YOUR OBJECTIVE:
Copy every line of the data that contains the string "text".

>>>

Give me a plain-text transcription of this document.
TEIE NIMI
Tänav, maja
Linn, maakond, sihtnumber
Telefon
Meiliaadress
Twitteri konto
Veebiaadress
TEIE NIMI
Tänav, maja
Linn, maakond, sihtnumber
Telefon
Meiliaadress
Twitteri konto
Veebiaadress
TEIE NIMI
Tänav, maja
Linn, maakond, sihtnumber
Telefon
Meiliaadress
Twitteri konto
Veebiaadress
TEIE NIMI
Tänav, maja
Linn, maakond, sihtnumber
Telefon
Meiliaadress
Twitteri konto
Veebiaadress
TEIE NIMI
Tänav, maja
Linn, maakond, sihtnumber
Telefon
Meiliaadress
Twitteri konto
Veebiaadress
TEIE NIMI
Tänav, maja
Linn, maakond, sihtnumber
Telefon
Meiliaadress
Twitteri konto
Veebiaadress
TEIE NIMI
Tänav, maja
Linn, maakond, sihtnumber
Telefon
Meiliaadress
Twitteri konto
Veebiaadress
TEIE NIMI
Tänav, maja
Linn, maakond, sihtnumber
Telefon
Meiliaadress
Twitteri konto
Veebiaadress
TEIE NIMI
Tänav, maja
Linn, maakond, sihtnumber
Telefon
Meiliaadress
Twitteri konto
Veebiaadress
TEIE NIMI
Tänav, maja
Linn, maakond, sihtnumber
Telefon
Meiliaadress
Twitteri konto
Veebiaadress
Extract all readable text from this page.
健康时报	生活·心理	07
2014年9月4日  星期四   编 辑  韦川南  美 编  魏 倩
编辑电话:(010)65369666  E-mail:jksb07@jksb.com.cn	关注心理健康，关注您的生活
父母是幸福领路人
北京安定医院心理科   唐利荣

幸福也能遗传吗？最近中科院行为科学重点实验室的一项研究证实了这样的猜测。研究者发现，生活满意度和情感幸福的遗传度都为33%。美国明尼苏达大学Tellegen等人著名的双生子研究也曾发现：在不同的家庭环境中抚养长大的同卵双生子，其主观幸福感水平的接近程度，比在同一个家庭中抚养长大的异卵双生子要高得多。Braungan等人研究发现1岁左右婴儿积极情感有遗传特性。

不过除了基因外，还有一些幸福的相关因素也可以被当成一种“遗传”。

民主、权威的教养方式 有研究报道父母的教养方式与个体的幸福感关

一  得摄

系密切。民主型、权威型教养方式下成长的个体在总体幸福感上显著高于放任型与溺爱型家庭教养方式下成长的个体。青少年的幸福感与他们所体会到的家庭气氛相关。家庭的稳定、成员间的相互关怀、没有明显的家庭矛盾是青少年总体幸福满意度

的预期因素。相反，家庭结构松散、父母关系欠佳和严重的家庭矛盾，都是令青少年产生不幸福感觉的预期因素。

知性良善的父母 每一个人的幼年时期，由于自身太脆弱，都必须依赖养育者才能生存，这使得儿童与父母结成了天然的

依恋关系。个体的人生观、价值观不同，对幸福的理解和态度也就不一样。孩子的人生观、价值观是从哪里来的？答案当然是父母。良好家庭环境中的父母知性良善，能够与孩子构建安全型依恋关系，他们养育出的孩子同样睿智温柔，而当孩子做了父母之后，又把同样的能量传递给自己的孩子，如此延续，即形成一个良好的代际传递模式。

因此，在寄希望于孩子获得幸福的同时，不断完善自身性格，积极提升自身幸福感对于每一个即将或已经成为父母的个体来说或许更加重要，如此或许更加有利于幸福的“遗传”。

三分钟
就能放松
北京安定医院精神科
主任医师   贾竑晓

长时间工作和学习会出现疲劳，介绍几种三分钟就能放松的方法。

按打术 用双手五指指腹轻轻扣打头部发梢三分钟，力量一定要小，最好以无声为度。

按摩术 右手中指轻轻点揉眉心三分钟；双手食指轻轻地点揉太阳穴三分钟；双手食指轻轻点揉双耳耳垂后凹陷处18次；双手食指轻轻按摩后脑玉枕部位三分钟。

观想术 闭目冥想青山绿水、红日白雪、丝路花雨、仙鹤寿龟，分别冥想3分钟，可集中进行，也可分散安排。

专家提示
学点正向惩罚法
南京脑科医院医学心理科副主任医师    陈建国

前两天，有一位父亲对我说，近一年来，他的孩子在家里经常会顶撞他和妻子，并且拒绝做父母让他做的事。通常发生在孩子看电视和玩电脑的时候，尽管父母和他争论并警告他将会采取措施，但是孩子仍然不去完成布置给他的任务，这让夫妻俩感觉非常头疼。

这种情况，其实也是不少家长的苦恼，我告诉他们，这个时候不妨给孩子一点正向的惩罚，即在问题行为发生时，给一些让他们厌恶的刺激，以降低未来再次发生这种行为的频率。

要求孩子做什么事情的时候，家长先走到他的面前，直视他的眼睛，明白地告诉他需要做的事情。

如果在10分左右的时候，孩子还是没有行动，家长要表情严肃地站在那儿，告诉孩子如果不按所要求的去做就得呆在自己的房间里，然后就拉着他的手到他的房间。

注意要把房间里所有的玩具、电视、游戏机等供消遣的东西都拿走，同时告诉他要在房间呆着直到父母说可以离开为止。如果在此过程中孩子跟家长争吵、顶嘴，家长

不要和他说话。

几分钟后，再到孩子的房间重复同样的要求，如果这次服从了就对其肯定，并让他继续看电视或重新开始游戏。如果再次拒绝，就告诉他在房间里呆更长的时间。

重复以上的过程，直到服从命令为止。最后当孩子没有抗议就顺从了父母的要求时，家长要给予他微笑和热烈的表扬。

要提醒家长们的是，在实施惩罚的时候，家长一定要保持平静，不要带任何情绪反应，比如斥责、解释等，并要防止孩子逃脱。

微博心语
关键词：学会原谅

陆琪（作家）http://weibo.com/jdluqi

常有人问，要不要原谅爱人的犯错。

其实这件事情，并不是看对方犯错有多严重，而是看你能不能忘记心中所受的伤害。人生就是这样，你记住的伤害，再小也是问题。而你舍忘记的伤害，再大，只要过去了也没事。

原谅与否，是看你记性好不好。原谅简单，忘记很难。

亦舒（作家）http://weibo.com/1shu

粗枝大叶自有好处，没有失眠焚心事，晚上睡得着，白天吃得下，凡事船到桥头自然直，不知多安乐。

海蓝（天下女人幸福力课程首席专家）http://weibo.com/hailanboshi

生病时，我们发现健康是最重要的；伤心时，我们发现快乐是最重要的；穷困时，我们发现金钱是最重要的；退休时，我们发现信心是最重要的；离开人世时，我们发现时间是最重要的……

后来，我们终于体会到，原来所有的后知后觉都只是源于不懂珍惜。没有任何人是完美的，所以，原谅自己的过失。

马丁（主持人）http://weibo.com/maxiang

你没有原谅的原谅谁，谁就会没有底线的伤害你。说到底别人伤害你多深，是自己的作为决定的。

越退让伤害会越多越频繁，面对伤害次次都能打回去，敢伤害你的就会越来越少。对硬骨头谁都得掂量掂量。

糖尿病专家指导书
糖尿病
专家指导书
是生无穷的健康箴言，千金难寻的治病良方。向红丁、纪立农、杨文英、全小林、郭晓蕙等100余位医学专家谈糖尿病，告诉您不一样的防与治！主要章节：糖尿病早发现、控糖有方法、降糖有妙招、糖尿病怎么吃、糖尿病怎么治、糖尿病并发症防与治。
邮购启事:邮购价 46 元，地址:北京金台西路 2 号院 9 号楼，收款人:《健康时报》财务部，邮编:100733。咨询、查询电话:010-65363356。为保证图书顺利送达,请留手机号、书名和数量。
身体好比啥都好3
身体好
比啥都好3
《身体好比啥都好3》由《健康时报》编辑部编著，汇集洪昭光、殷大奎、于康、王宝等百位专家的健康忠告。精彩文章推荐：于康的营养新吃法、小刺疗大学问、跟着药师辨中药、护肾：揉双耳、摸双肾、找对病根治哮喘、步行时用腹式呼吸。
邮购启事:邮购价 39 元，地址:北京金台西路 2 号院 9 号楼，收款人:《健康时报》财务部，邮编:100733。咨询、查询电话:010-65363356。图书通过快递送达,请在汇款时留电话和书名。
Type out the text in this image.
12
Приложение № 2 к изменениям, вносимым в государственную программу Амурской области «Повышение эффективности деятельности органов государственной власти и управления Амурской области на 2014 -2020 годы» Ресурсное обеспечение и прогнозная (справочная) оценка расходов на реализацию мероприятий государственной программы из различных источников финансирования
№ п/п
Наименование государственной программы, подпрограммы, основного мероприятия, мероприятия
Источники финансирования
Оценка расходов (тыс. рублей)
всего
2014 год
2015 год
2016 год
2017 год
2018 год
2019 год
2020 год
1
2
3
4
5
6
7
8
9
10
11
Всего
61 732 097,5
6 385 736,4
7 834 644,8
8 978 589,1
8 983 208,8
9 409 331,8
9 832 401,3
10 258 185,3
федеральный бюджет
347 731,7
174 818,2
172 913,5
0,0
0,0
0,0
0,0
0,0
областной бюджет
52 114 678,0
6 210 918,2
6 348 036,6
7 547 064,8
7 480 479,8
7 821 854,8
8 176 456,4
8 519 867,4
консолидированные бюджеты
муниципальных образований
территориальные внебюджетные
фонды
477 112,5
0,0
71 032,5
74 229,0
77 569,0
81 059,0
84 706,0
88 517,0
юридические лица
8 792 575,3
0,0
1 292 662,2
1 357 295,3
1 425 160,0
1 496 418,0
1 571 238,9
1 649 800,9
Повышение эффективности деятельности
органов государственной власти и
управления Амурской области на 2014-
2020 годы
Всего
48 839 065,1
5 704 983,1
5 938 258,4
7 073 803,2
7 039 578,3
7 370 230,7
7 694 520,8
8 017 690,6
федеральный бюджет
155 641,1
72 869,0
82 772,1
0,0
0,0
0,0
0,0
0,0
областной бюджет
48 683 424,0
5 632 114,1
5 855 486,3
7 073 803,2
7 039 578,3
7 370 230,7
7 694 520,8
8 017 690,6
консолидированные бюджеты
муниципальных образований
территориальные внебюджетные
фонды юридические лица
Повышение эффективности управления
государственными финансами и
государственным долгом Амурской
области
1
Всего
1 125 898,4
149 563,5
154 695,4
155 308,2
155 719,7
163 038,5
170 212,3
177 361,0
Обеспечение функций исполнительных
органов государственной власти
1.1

<<<

EXERCISE RESULT:
Give me a plain-text transcription of this document.
Extract all readable text from this page.
Type out the text in this image.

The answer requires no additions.